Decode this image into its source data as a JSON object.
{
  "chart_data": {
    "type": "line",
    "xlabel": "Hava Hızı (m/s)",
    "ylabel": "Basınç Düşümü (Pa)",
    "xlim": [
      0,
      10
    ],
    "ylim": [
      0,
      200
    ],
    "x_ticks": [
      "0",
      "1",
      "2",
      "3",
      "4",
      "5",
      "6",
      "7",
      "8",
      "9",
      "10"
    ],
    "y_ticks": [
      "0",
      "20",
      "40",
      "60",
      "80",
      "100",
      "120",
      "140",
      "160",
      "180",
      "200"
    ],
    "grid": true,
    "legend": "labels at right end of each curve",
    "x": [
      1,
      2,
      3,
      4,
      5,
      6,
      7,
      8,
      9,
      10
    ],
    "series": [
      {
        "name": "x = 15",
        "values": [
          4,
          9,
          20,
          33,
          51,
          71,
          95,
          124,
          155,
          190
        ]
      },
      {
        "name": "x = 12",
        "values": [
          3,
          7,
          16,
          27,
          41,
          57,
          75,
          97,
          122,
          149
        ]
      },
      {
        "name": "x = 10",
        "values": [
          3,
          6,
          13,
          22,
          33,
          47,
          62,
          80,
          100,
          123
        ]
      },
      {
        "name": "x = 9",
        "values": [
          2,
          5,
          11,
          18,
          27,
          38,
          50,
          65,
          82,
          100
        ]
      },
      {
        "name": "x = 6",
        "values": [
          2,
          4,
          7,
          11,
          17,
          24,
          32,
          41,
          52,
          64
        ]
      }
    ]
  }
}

════════════════

▶ _What is asked_
Copy every line above in which the string "name" shows up.

▶ _Solution for this exercise_
        "name": "x = 15",
        "name": "x = 12",
        "name": "x = 10",
        "name": "x = 9",
        "name": "x = 6",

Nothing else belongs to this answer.